### Problem
Search the data below for "your"; list each line that holds it.

··· Provided information

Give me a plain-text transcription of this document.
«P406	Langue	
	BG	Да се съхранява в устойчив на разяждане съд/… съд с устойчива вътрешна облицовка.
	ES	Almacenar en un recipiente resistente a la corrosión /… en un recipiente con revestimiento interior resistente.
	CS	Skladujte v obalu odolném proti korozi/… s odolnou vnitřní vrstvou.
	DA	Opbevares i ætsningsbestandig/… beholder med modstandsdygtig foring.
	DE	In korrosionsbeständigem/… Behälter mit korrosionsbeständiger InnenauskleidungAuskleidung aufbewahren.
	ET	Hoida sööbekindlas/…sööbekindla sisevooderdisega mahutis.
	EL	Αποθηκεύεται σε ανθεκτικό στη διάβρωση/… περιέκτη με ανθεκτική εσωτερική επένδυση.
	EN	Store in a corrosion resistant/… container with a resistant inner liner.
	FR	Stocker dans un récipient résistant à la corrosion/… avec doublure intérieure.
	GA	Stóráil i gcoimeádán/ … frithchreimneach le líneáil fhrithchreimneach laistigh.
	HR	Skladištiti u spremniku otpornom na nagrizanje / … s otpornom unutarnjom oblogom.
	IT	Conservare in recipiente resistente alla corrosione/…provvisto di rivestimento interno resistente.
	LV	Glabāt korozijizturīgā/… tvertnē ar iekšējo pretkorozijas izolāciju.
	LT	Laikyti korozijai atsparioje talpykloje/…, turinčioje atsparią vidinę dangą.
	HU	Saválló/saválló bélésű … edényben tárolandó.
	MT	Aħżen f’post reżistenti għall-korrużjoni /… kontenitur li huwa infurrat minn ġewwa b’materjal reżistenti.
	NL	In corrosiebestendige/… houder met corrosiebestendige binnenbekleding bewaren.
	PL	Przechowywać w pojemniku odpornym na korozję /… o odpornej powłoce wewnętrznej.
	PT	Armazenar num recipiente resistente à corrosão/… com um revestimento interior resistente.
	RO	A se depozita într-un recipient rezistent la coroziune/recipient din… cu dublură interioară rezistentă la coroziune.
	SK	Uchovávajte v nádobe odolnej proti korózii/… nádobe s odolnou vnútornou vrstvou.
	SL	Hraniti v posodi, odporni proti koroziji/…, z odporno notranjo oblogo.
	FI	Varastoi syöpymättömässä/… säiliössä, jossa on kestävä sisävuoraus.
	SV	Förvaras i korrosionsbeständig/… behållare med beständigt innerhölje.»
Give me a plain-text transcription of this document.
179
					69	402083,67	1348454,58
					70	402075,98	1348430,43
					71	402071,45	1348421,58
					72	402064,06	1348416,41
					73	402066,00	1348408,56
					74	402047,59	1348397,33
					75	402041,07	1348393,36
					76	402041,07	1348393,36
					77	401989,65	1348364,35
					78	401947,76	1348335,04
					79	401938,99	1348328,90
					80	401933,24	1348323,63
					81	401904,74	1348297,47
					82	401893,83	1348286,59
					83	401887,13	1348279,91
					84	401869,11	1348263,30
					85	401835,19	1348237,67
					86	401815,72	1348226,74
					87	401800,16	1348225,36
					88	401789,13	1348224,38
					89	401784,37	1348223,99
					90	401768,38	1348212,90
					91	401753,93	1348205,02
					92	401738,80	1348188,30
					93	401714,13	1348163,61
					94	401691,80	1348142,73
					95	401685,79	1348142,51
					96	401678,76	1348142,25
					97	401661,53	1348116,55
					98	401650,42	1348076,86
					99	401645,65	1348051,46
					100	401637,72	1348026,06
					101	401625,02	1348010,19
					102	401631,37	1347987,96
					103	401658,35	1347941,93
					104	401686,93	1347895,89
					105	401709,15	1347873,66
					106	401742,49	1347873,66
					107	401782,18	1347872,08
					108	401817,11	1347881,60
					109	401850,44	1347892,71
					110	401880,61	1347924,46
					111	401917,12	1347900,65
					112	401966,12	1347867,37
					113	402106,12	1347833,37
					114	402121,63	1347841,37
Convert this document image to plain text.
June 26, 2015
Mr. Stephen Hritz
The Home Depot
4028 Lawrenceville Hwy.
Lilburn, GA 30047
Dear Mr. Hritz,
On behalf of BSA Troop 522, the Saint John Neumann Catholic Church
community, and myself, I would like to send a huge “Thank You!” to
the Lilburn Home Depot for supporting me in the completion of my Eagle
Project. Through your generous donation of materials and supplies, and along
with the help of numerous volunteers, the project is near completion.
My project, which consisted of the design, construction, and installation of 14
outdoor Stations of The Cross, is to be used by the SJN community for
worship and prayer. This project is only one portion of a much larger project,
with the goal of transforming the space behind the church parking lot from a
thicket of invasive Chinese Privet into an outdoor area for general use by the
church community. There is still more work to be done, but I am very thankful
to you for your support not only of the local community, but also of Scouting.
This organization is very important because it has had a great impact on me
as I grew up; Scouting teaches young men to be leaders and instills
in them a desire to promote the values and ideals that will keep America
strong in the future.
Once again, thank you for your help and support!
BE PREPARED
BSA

······

### Response to this task
Project. Through your generous donation of materials and supplies, and along
to you for your support not only of the local community, but also of Scouting.
Once again, thank you for your help and support!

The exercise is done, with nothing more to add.